** Document excerpt **
☆ ☆ ☆ ☆

Beyond GDP and Small Island Developing States: Measuring What Matters, Financing What Works
- pvblic
- 3 days ago
- 9 min read

By: Dr. Hyginus ‘Gene’ Leon and Ashaki Goodwin, Development Bank for Resilient Prosperity
GDP is a useful measure of annual output, but for SIDS it is too narrow to guide long-term policy and finance on its own. A systems approach asks whether produced, natural, human, and societal capitals are being built up or run down.
For Small Island Developing States (SIDS), the argument about GDP has always been slightly surreal. We are asked to explain our vulnerability in a language built mainly to measure market output, not the fragility of our reefs, our coastlines, our freshwater, or the institutional and social capacity that holds small states together. We are told to demonstrate 'creditworthiness' through indicators that were never designed to price climate exposure, ecological degradation, or the value of natural systems that quietly carry our economies every day.
That is why 'Beyond GDP' is not a niche technical debate for SIDS. It is a practical question about whether the global system will continue to mis-measure our reality and mis-price our risk, or whether it will finally recognise what long-run prosperity actually depends on. GDP can tell us how much value was produced this year. It cannot, on its own, tell us whether the country's productive capacity - its full asset base - is being strengthened or depleted, and, by extension, whether our comprehensive wealth is growing.
1) What is Beyond GDP
Beyond GDP is not an anti-growth slogan, nor a rejection of economics. It is better understood as an extension of the logic of GDP. GDP measures value added from market production during a period. Beyond GDP asks a further question: what happened to the wider productive capacity that made that output possible? That means looking not only at produced assets such as buildings, machinery, and infrastructure, but also at natural capital, human capital, and societal capital - the ecosystems, skills, health, institutions, and social trust that allow an economy to generate wellbeing over time.
A Beyond GDP approach broadens what we value and therefore what we prioritise, but it also broadens what we count as cost, return, and risk. The cost side of the ledger is incomplete if it records the wear and financing cost of produced assets while overlooking the depletion of reefs, fisheries, soils, public health, or institutional trust. When the costs are incomplete, the returns are incomplete too. Projects, sectors, and borrowing strategies can look profitable in GDP terms while imposing losses elsewhere in the system. Many of the familiar 'externalities' of GDP are really signals of that narrow accounting boundary. This inadequate accounting distorts how and where finance flows, often not to where society needs it most.
First, from output to outcomes. Growth figures can rise while households become less secure, food systems more fragile, health worse, or social cohesion thinner. This is instability in slow motion. Beyond GDP puts wellbeing, resilience, and distribution back into view.
Second, from annual flows to long-term stocks. GDP is a flow. A systems approach asks what is happening to the stocks that determine future prosperity: produced capital, natural capital, human capital, and societal capital. The core question is not simply how much the economy produced this year, but whether the country's ability to produce and thrive tomorrow improved or deteriorated.

☆ ☆ ☆ ☆

** Data shown **
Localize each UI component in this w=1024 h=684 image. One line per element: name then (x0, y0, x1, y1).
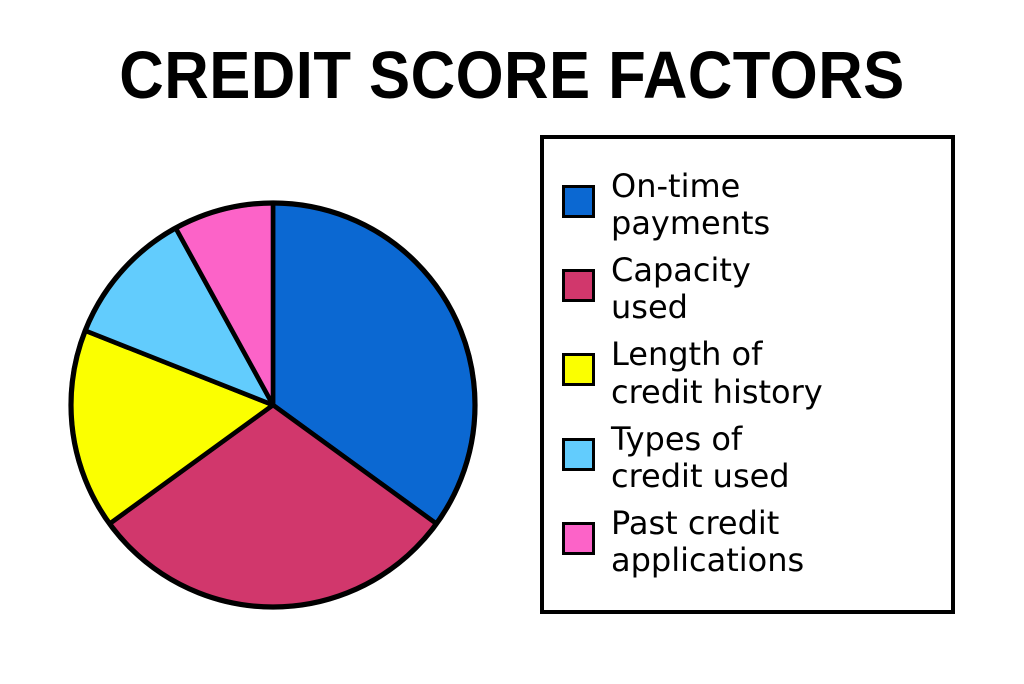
legend: On-time paymentsCapacity usedLength of c… (540, 135, 955, 614)
legend-item-list: On-time paymentsCapacity usedLength of c… (562, 166, 942, 587)
pie-chart-svg (63, 195, 483, 615)
legend-item-label: Types of credit used (611, 419, 942, 495)
legend-color-swatch (562, 269, 595, 302)
legend-item-label: On-time payments (611, 166, 942, 242)
legend-color-swatch (562, 438, 595, 471)
legend-color-swatch (562, 185, 595, 218)
legend-item[interactable]: Past credit applications (562, 503, 942, 579)
legend-item[interactable]: Length of credit history (562, 334, 942, 410)
pie-chart (63, 195, 483, 615)
legend-item[interactable]: Capacity used (562, 250, 942, 326)
legend-item-label: Past credit applications (611, 503, 942, 579)
chart-canvas: CREDIT SCORE FACTORS On-time paymentsCap… (0, 0, 1024, 684)
legend-item-label: Capacity used (611, 250, 942, 326)
legend-item[interactable]: Types of credit used (562, 419, 942, 495)
legend-item-label: Length of credit history (611, 334, 942, 410)
page-title: CREDIT SCORE FACTORS (41, 42, 983, 109)
legend-item[interactable]: On-time payments (562, 166, 942, 242)
legend-color-swatch (562, 522, 595, 555)
legend-color-swatch (562, 353, 595, 386)
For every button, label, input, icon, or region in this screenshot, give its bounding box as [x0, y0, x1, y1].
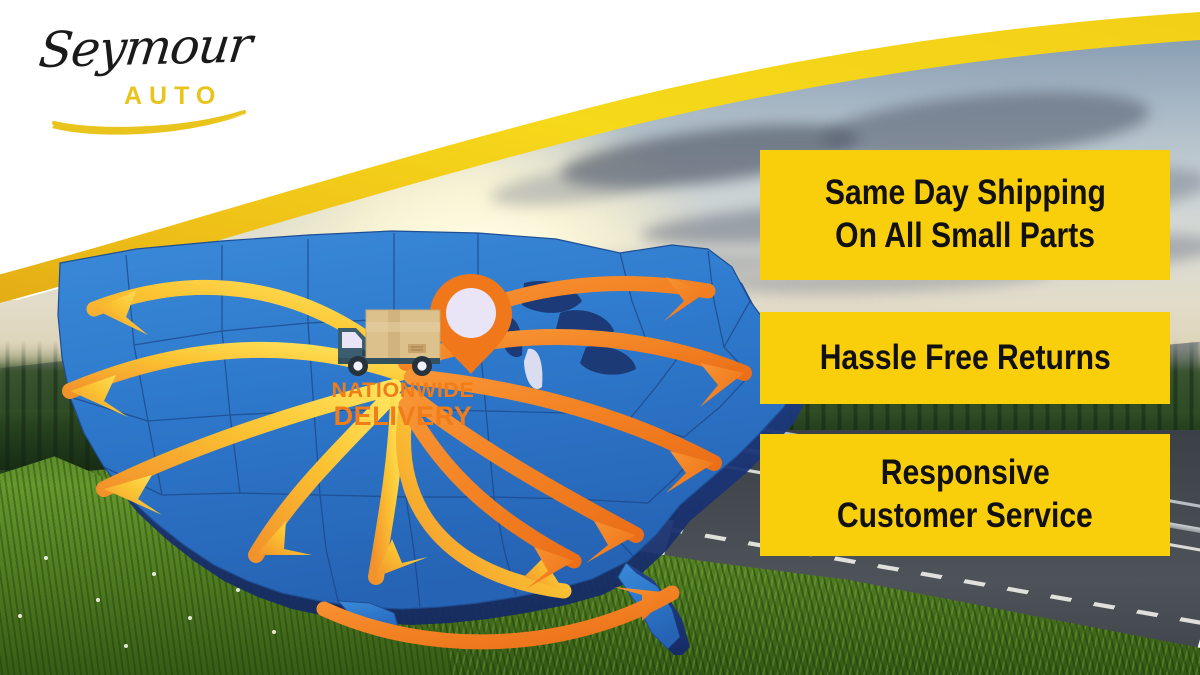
promo-banner: Seymour AUTO: [0, 0, 1200, 675]
feature-panel-same-day-shipping[interactable]: Same Day Shipping On All Small Parts: [760, 150, 1170, 280]
nationwide-delivery-label: NATIONWIDE DELIVERY: [318, 380, 488, 430]
brand-logo[interactable]: Seymour AUTO: [28, 22, 258, 132]
feature-panel-responsive-customer-service[interactable]: Responsive Customer Service: [760, 434, 1170, 556]
panel-line: Hassle Free Returns: [819, 337, 1110, 380]
panel-line: On All Small Parts: [835, 215, 1095, 258]
logo-auto-text: AUTO: [124, 82, 222, 111]
panel-line: Same Day Shipping: [824, 172, 1105, 215]
nationwide-delivery-badge: NATIONWIDE DELIVERY: [318, 272, 518, 452]
delivery-truck-icon: [336, 300, 466, 378]
panel-line: Customer Service: [837, 495, 1093, 538]
badge-line-delivery: DELIVERY: [318, 403, 488, 431]
feature-panel-hassle-free-returns[interactable]: Hassle Free Returns: [760, 312, 1170, 404]
logo-script-text: Seymour: [36, 17, 254, 79]
panel-line: Responsive: [881, 452, 1050, 495]
badge-line-nationwide: NATIONWIDE: [318, 380, 488, 402]
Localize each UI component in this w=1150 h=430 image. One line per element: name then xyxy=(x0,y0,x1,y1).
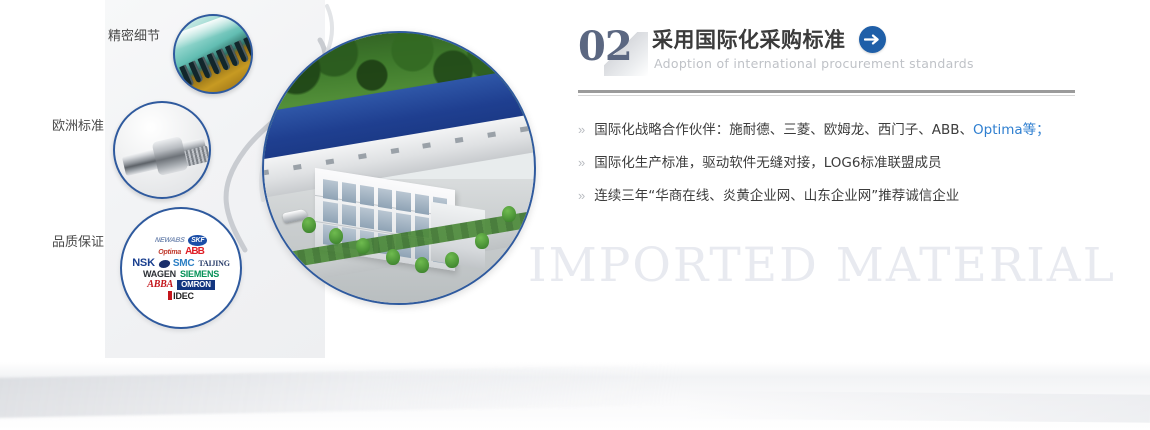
divider-line-thick xyxy=(578,90,1075,93)
list-item-text: 连续三年“华商在线、炎黄企业网、山东企业网”推荐诚信企业 xyxy=(594,187,959,205)
page-subtitle: Adoption of international procurement st… xyxy=(654,56,974,71)
brand-logo-row: Optima ABB xyxy=(158,247,204,257)
bottom-swoosh-decoration xyxy=(0,362,1150,430)
list-item: » 国际化生产标准，驱动软件无缝对接，LOG6标准联盟成员 xyxy=(578,154,1078,172)
logo-optima: Optima xyxy=(158,249,181,256)
brand-logo-row: NSK SMC TAIJING xyxy=(132,258,230,269)
photo-tree xyxy=(356,238,370,254)
label-quality: 品质保证 xyxy=(52,231,104,250)
ball-screw-photo xyxy=(113,101,211,199)
logo-omron: OMRON xyxy=(177,280,215,290)
smc-dot-icon xyxy=(158,260,171,268)
divider-line-thin xyxy=(578,95,1075,96)
logo-taijing: TAIJING xyxy=(198,260,229,268)
list-item-lead: 连续三年“华商在线、炎黄企业网、山东企业网”推荐诚信企业 xyxy=(594,188,959,204)
list-item-accent: Optima等； xyxy=(973,122,1050,138)
brand-logo-row: IDEC xyxy=(168,291,194,301)
logo-idec: IDEC xyxy=(168,291,194,301)
list-item: » 国际化战略合作伙伴：施耐德、三菱、欧姆龙、西门子、ABB、Optima等； xyxy=(578,121,1078,139)
brand-logo-row: NEWABS SKF xyxy=(155,235,208,246)
logo-smc: SMC xyxy=(173,259,195,269)
factory-aerial-photo xyxy=(262,31,536,305)
photo-tree xyxy=(329,228,343,244)
header-divider xyxy=(578,90,1075,96)
brand-logo-cloud: NEWABS SKF Optima ABB NSK SMC TAIJING WA… xyxy=(122,209,240,327)
photo-tree xyxy=(415,257,429,273)
list-item: » 连续三年“华商在线、炎黄企业网、山东企业网”推荐诚信企业 xyxy=(578,187,1078,205)
photo-tree xyxy=(445,252,459,268)
watermark-text: IMPORTED MATERIAL xyxy=(528,238,1116,293)
label-european: 欧洲标准 xyxy=(52,115,104,134)
list-item-text: 国际化生产标准，驱动软件无缝对接，LOG6标准联盟成员 xyxy=(594,154,941,172)
chevron-double-right-icon: » xyxy=(578,154,585,172)
logo-abba: ABBA xyxy=(147,280,173,290)
brand-logos-photo: NEWABS SKF Optima ABB NSK SMC TAIJING WA… xyxy=(120,207,242,329)
photo-tree xyxy=(302,217,316,233)
list-item-lead: 国际化战略合作伙伴：施耐德、三菱、欧姆龙、西门子、ABB、 xyxy=(594,122,973,138)
photo-tree xyxy=(502,206,516,222)
feature-bullet-list: » 国际化战略合作伙伴：施耐德、三菱、欧姆龙、西门子、ABB、Optima等； … xyxy=(578,121,1078,220)
arrow-right-icon[interactable] xyxy=(859,26,886,53)
logo-siemens: SIEMENS xyxy=(180,270,219,279)
page-title: 采用国际化采购标准 xyxy=(652,24,846,54)
brand-logo-row: ABBA OMRON xyxy=(147,280,215,290)
chevron-double-right-icon: » xyxy=(578,187,585,205)
section-title-row: 采用国际化采购标准 xyxy=(652,24,886,54)
logo-newabs: NEWABS xyxy=(154,237,185,244)
logo-wagen: WAGEN xyxy=(143,270,176,279)
photo-tree xyxy=(386,249,400,265)
label-precision: 精密细节 xyxy=(108,25,160,44)
list-item-lead: 国际化生产标准，驱动软件无缝对接，LOG6标准联盟成员 xyxy=(594,155,941,171)
chevron-double-right-icon: » xyxy=(578,121,585,139)
list-item-text: 国际化战略合作伙伴：施耐德、三菱、欧姆龙、西门子、ABB、Optima等； xyxy=(594,121,1049,139)
gear-macro-photo xyxy=(173,14,253,94)
logo-abb: ABB xyxy=(185,247,204,257)
photo-tree xyxy=(475,233,489,249)
step-number-wrap: 02 xyxy=(578,27,650,81)
brand-logo-row: WAGEN SIEMENS xyxy=(143,270,219,279)
step-number: 02 xyxy=(578,27,632,67)
logo-nsk: NSK xyxy=(132,258,155,269)
logo-skf: SKF xyxy=(188,235,207,246)
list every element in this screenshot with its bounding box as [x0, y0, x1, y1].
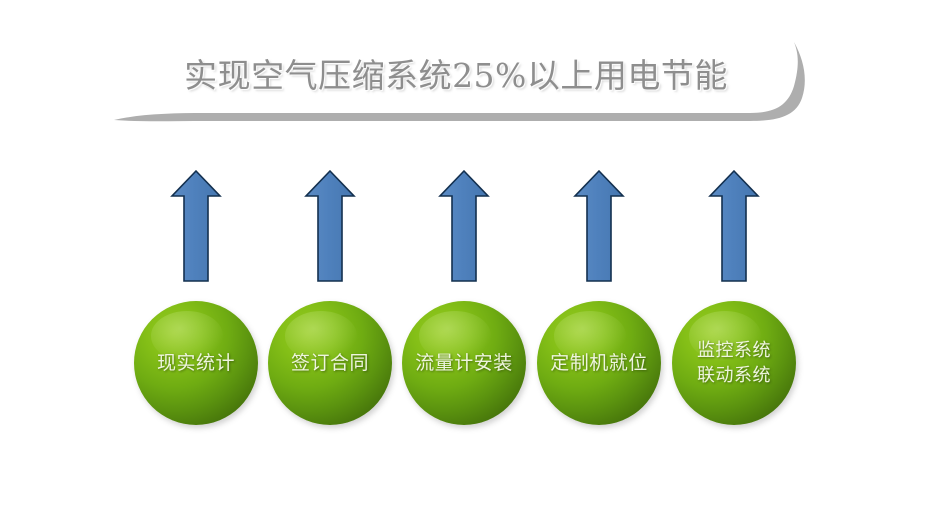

☆ ☆ ☆ ☆

** Tasks **
1 > Answer these questions using the Beyond GDP article.
(a) What does the article say GDP measures?
(b) What four kinds of capital does a systems approach ask about?
(c) What phrase does the article use for growth figures rising while households become less secure?
2 > Write the next part of the Beyond GDP article, continuing after its paragraph on the shift from annual flows to long-term stocks.

** Task responses **
1 >
(a) GDP measures value added from market production during a period.
(b) It asks about produced capital, natural capital, human capital, and societal capital.
(c) The article calls it "instability in slow motion."

2 >
Third, from averages to vulnerability and real risk. Many SIDS look 'middle income' on paper while living with high import dependence, narrow fiscal space, concentrated exports, and extreme exposure to climate and commodity shocks. When risk is judged through GDP-based averages alone, resilience investment can be misread as a cost rather than what it often is: insurance, risk reduction, and protection of future income.
Fourth, from invisible nature to valued natural capital. Healthy reefs, mangroves, forests, watersheds, and oceans are not decorative extras. They are economic assets that provide coastal protection, fisheries productivity, tourism value, water security, carbon storage, and cultural identity over time. A better accounting system should recognize both the benefits these assets generate and the depletion cost when they are damaged or extracted. In that sense, national accounting should increasingly become a national reflection of a planetary balance sheet.
In short, Beyond GDP is a governance upgrade and a systems upgrade. It does not ask us to discard GDP. It asks us to place GDP where it belongs: as one useful flow measure inside a larger account of wealth, resilience, and sustainability.
2) Why are there opposing opinions on Beyond GDP, especially for SIDS
The disagreement is not just technical. It is political economy, and it goes to power, incentives, control, and who gets to define value.
Supporters see a path to fairness and better finance because they see a structural mispricing problem in the current system. For SIDS, the present architecture often creates a double bind: countries can lose access to concessional finance when income measures improve even as climate risk intensifies; debt frameworks count new borrowing immediately but do not fully count the future losses avoided by resilience investment; and credit assessments can treat climate exposure as a country weakness while ignoring the global drivers of that exposure. A Beyond GDP approach promises measures that align financing terms more closely with real risk, real resilience, and real development need.
Sceptics worry about subjectivity and manipulation. GDP is narrow, but it is standardised. Beyond GDP can be misused if it becomes a loose collection of dashboards, slogans, and selective indicators. Which capitals count? Whose weights? Whose data? Whose methods? Those are legitimate questions, and they argue for discipline, transparency, enhanced standards, and country ownership – they do not argue for staying with a measure that everyone already knows is incomplete and potentially harmful when used on its own.
Others worry about conditionality by another name. There is a legitimate concern that new measures could be used to impose new forms of policy control. If a country's 'sustainability score' becomes a gatekeeper for finance, who sets the threshold, who verifies the data, and how is sovereignty protected? In the context of SIDS, data sovereignty is not abstract. It is protection against being assessed, priced, and prescribed from the outside by actors who do not bear the consequences of error. We need a new conditionality-by-design, based on a systems approach.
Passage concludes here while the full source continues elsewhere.